__REQUIRED WORK__. Select each line where the word "this" appears.

Stored items
# # # # #
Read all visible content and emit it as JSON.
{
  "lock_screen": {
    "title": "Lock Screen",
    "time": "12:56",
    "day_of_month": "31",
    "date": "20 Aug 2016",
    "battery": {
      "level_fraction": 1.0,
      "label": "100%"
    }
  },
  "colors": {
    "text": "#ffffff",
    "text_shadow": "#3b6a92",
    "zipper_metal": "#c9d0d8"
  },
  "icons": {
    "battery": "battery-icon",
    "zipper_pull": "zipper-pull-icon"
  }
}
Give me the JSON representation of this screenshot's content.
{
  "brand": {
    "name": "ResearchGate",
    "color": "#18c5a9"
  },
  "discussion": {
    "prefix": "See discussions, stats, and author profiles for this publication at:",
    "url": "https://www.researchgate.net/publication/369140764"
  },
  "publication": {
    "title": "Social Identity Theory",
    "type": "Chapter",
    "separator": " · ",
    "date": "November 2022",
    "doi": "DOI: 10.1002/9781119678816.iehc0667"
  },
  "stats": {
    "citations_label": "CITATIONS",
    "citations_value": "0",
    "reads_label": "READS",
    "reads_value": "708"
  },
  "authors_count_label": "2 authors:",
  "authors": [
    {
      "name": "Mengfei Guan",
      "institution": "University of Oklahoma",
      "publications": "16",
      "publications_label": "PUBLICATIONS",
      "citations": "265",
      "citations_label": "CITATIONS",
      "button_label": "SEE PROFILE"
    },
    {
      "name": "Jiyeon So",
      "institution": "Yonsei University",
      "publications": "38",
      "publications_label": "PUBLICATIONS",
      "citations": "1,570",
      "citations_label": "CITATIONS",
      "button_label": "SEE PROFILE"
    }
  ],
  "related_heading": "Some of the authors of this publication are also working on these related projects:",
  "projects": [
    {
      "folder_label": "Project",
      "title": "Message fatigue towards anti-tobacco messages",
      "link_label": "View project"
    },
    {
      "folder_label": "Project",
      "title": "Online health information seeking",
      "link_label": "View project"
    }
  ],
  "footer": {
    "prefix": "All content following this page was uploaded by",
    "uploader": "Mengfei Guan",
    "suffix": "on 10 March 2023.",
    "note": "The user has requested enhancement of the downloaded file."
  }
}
# # # # #
__THE COMPLETED TASK__.
Give me the JSON representation of this screenshot's content.
    "prefix": "See discussions, stats, and author profiles for this publication at:",
  "related_heading": "Some of the authors of this publication are also working on these related projects:",
    "prefix": "All content following this page was uploaded by",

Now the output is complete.